Data for this task.
* Begin *
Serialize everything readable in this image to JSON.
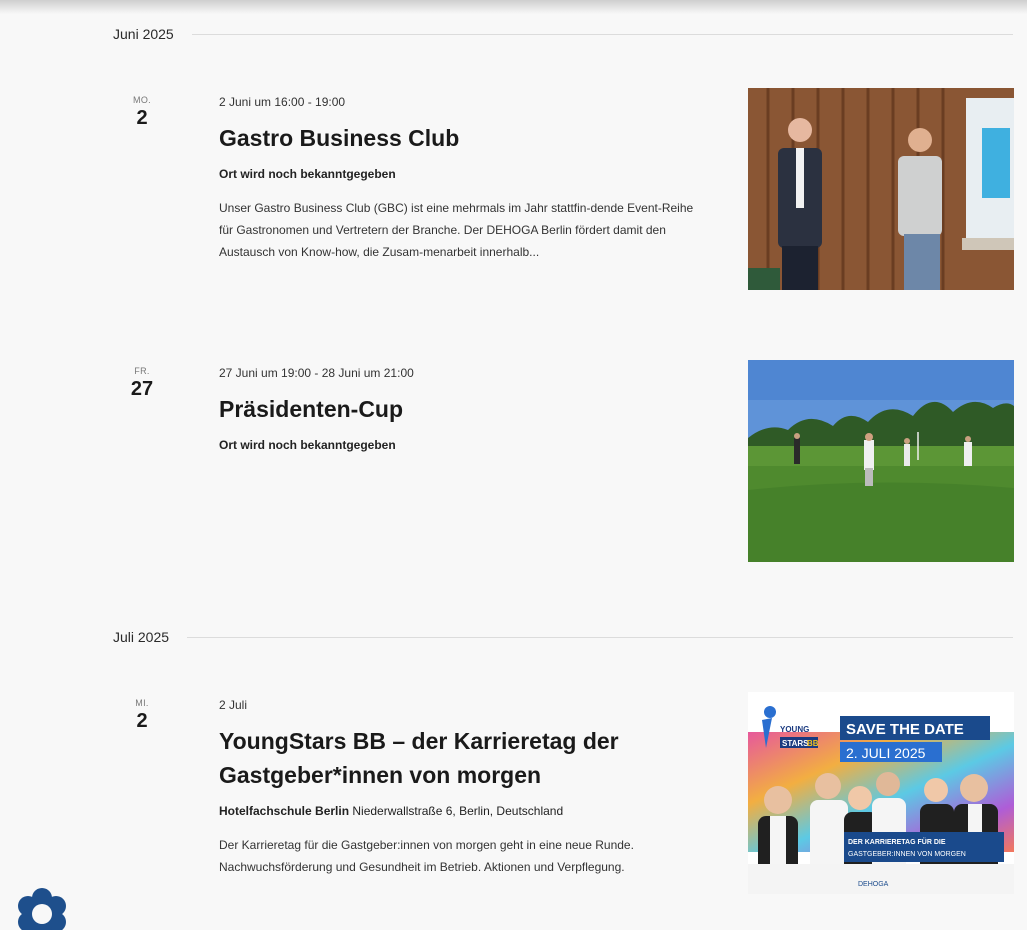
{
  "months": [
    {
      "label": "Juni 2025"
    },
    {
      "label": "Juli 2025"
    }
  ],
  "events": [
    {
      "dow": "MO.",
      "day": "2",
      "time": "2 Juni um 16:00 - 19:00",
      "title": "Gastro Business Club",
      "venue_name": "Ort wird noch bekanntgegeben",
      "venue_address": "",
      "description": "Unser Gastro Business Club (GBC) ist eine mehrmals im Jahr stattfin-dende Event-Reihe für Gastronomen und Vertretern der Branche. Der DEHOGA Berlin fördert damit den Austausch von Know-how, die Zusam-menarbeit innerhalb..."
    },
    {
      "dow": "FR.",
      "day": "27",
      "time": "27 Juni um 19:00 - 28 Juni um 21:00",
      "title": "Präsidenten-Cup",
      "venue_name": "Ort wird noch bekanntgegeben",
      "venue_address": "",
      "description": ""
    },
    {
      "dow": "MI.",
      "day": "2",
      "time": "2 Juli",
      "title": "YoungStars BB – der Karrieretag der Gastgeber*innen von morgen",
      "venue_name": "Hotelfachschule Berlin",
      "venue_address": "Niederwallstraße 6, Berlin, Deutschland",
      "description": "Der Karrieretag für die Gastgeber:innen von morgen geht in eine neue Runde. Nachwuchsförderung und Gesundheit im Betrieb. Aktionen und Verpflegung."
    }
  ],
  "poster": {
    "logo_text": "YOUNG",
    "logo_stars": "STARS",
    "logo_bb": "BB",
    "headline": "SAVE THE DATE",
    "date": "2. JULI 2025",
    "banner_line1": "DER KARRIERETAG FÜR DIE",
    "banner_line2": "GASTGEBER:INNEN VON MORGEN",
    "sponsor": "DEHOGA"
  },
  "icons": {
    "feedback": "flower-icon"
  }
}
* End *
* Begin *
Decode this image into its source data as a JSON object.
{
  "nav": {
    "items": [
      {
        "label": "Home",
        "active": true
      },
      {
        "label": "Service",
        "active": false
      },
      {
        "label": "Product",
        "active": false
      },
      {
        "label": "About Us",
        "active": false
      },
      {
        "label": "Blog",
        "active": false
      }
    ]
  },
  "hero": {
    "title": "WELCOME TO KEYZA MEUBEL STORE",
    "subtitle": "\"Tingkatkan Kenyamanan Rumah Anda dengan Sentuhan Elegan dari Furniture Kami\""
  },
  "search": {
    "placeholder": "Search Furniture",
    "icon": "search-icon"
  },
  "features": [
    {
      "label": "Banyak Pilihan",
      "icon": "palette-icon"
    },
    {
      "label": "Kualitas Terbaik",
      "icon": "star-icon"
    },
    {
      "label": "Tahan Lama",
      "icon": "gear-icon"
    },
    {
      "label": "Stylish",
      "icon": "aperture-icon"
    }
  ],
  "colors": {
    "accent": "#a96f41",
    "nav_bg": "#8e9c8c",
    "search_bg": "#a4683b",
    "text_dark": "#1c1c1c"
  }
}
* End *
Copy all lines above containing the string "Gastro".

      "title": "Gastro Business Club",
      "description": "Unser Gastro Business Club (GBC) ist eine mehrmals im Jahr stattfin-dende Event-Reihe für Gastronomen und Vertretern der Branche. Der DEHOGA Berlin fördert damit den Austausch von Know-how, die Zusam-menarbeit innerhalb..."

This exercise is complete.